======== Rows

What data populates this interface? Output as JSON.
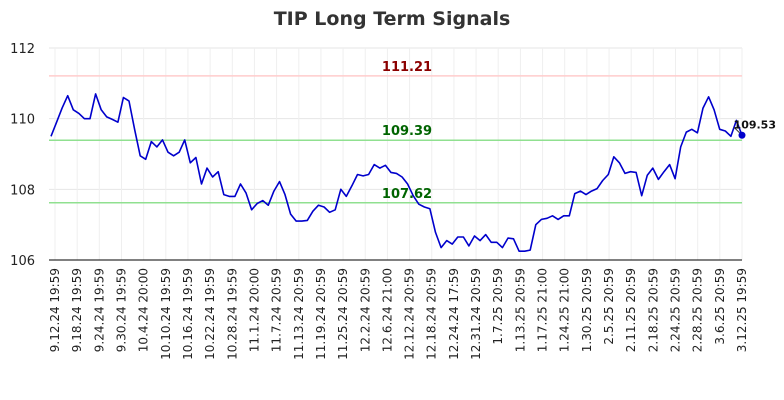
{
  "chart_data": {
    "type": "line",
    "title": "TIP Long Term Signals",
    "ylim": [
      106,
      112
    ],
    "yticks": [
      "106",
      "108",
      "110",
      "112"
    ],
    "grid": true,
    "x_tick_labels": [
      "9.12.24 19:59",
      "9.18.24 19:59",
      "9.24.24 19:59",
      "9.30.24 19:59",
      "10.4.24 20:00",
      "10.10.24 19:59",
      "10.16.24 19:59",
      "10.22.24 19:59",
      "10.28.24 19:59",
      "11.1.24 20:00",
      "11.7.24 20:59",
      "11.13.24 20:59",
      "11.19.24 20:59",
      "11.25.24 20:59",
      "12.2.24 20:59",
      "12.6.24 21:00",
      "12.12.24 20:59",
      "12.18.24 20:59",
      "12.24.24 17:59",
      "12.31.24 20:59",
      "1.7.25 20:59",
      "1.13.25 20:59",
      "1.17.25 21:00",
      "1.24.25 21:00",
      "1.30.25 20:59",
      "2.5.25 20:59",
      "2.11.25 20:59",
      "2.18.25 20:59",
      "2.24.25 20:59",
      "2.28.25 20:59",
      "3.6.25 20:59",
      "3.12.25 19:59"
    ],
    "series": [
      {
        "color": "#0000cc",
        "values": [
          109.5,
          109.9,
          110.3,
          110.65,
          110.25,
          110.15,
          110.0,
          110.0,
          110.7,
          110.25,
          110.05,
          109.98,
          109.9,
          110.6,
          110.5,
          109.7,
          108.95,
          108.85,
          109.35,
          109.2,
          109.4,
          109.05,
          108.95,
          109.05,
          109.4,
          108.75,
          108.9,
          108.15,
          108.6,
          108.35,
          108.5,
          107.85,
          107.8,
          107.8,
          108.15,
          107.9,
          107.42,
          107.6,
          107.68,
          107.55,
          107.95,
          108.22,
          107.85,
          107.3,
          107.1,
          107.1,
          107.12,
          107.38,
          107.55,
          107.5,
          107.35,
          107.42,
          108.0,
          107.8,
          108.1,
          108.42,
          108.38,
          108.42,
          108.7,
          108.6,
          108.68,
          108.48,
          108.45,
          108.35,
          108.15,
          107.82,
          107.58,
          107.5,
          107.45,
          106.78,
          106.35,
          106.55,
          106.45,
          106.65,
          106.65,
          106.4,
          106.68,
          106.55,
          106.72,
          106.5,
          106.5,
          106.35,
          106.62,
          106.6,
          106.25,
          106.25,
          106.28,
          107.0,
          107.15,
          107.18,
          107.25,
          107.15,
          107.25,
          107.25,
          107.88,
          107.95,
          107.85,
          107.95,
          108.02,
          108.25,
          108.42,
          108.92,
          108.75,
          108.45,
          108.5,
          108.48,
          107.82,
          108.4,
          108.6,
          108.28,
          108.5,
          108.7,
          108.3,
          109.2,
          109.62,
          109.7,
          109.6,
          110.3,
          110.62,
          110.25,
          109.7,
          109.65,
          109.5,
          109.95,
          109.53
        ]
      }
    ],
    "h_lines": [
      {
        "value": 111.21,
        "label": "111.21",
        "line_color": "#ffcccc",
        "label_color": "#8b0000"
      },
      {
        "value": 109.39,
        "label": "109.39",
        "line_color": "#90e090",
        "label_color": "#006400"
      },
      {
        "value": 107.62,
        "label": "107.62",
        "line_color": "#90e090",
        "label_color": "#006400"
      }
    ],
    "last_value": "109.53",
    "last_point_color": "#0000cc"
  }
}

================

Task:
In the copy, include all records verbatim but no images.

Result below:
What data populates this interface? Output as JSON.
{
  "chart_data": {
    "type": "line",
    "title": "TIP Long Term Signals",
    "ylim": [
      106,
      112
    ],
    "yticks": [
      "106",
      "108",
      "110",
      "112"
    ],
    "grid": true,
    "x_tick_labels": [
      "9.12.24 19:59",
      "9.18.24 19:59",
      "9.24.24 19:59",
      "9.30.24 19:59",
      "10.4.24 20:00",
      "10.10.24 19:59",
      "10.16.24 19:59",
      "10.22.24 19:59",
      "10.28.24 19:59",
      "11.1.24 20:00",
      "11.7.24 20:59",
      "11.13.24 20:59",
      "11.19.24 20:59",
      "11.25.24 20:59",
      "12.2.24 20:59",
      "12.6.24 21:00",
      "12.12.24 20:59",
      "12.18.24 20:59",
      "12.24.24 17:59",
      "12.31.24 20:59",
      "1.7.25 20:59",
      "1.13.25 20:59",
      "1.17.25 21:00",
      "1.24.25 21:00",
      "1.30.25 20:59",
      "2.5.25 20:59",
      "2.11.25 20:59",
      "2.18.25 20:59",
      "2.24.25 20:59",
      "2.28.25 20:59",
      "3.6.25 20:59",
      "3.12.25 19:59"
    ],
    "series": [
      {
        "color": "#0000cc",
        "values": [
          109.5,
          109.9,
          110.3,
          110.65,
          110.25,
          110.15,
          110.0,
          110.0,
          110.7,
          110.25,
          110.05,
          109.98,
          109.9,
          110.6,
          110.5,
          109.7,
          108.95,
          108.85,
          109.35,
          109.2,
          109.4,
          109.05,
          108.95,
          109.05,
          109.4,
          108.75,
          108.9,
          108.15,
          108.6,
          108.35,
          108.5,
          107.85,
          107.8,
          107.8,
          108.15,
          107.9,
          107.42,
          107.6,
          107.68,
          107.55,
          107.95,
          108.22,
          107.85,
          107.3,
          107.1,
          107.1,
          107.12,
          107.38,
          107.55,
          107.5,
          107.35,
          107.42,
          108.0,
          107.8,
          108.1,
          108.42,
          108.38,
          108.42,
          108.7,
          108.6,
          108.68,
          108.48,
          108.45,
          108.35,
          108.15,
          107.82,
          107.58,
          107.5,
          107.45,
          106.78,
          106.35,
          106.55,
          106.45,
          106.65,
          106.65,
          106.4,
          106.68,
          106.55,
          106.72,
          106.5,
          106.5,
          106.35,
          106.62,
          106.6,
          106.25,
          106.25,
          106.28,
          107.0,
          107.15,
          107.18,
          107.25,
          107.15,
          107.25,
          107.25,
          107.88,
          107.95,
          107.85,
          107.95,
          108.02,
          108.25,
          108.42,
          108.92,
          108.75,
          108.45,
          108.5,
          108.48,
          107.82,
          108.4,
          108.6,
          108.28,
          108.5,
          108.7,
          108.3,
          109.2,
          109.62,
          109.7,
          109.6,
          110.3,
          110.62,
          110.25,
          109.7,
          109.65,
          109.5,
          109.95,
          109.53
        ]
      }
    ],
    "h_lines": [
      {
        "value": 111.21,
        "label": "111.21",
        "line_color": "#ffcccc",
        "label_color": "#8b0000"
      },
      {
        "value": 109.39,
        "label": "109.39",
        "line_color": "#90e090",
        "label_color": "#006400"
      },
      {
        "value": 107.62,
        "label": "107.62",
        "line_color": "#90e090",
        "label_color": "#006400"
      }
    ],
    "last_value": "109.53",
    "last_point_color": "#0000cc"
  }
}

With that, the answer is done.